## Start Recorded information

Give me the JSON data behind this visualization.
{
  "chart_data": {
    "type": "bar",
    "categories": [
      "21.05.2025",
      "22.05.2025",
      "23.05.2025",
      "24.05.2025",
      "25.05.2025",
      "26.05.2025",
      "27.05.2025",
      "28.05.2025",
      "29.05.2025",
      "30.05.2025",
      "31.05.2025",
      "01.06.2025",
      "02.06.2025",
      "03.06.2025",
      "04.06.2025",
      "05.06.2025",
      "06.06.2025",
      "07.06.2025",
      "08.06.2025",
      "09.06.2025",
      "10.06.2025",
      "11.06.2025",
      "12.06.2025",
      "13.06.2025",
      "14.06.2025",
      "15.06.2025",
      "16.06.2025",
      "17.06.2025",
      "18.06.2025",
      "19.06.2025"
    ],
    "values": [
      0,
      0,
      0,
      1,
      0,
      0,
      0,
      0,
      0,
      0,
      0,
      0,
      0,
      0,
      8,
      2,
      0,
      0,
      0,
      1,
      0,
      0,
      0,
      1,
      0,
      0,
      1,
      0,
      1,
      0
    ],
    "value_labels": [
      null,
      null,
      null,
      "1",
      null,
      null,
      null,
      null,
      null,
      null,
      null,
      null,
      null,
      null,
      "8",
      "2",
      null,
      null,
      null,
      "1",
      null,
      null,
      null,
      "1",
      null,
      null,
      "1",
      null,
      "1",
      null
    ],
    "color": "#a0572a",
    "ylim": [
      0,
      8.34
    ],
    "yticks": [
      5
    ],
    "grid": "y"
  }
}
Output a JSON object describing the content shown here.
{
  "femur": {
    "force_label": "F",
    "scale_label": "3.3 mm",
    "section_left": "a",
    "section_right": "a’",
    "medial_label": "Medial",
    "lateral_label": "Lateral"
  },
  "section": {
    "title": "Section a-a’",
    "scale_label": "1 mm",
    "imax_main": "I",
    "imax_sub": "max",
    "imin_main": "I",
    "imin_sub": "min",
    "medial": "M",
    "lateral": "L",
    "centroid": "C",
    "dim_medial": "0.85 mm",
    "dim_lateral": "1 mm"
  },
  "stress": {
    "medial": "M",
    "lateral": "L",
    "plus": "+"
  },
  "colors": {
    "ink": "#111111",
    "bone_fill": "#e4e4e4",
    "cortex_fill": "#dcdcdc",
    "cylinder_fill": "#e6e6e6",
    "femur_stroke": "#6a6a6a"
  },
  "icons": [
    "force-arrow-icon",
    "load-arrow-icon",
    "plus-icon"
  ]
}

## End Recorded information

▸ Task
Select every line of the material above holding the word "JSON" and copy it.

▸ The result
Give me the JSON data behind this visualization.
Output a JSON object describing the content shown here.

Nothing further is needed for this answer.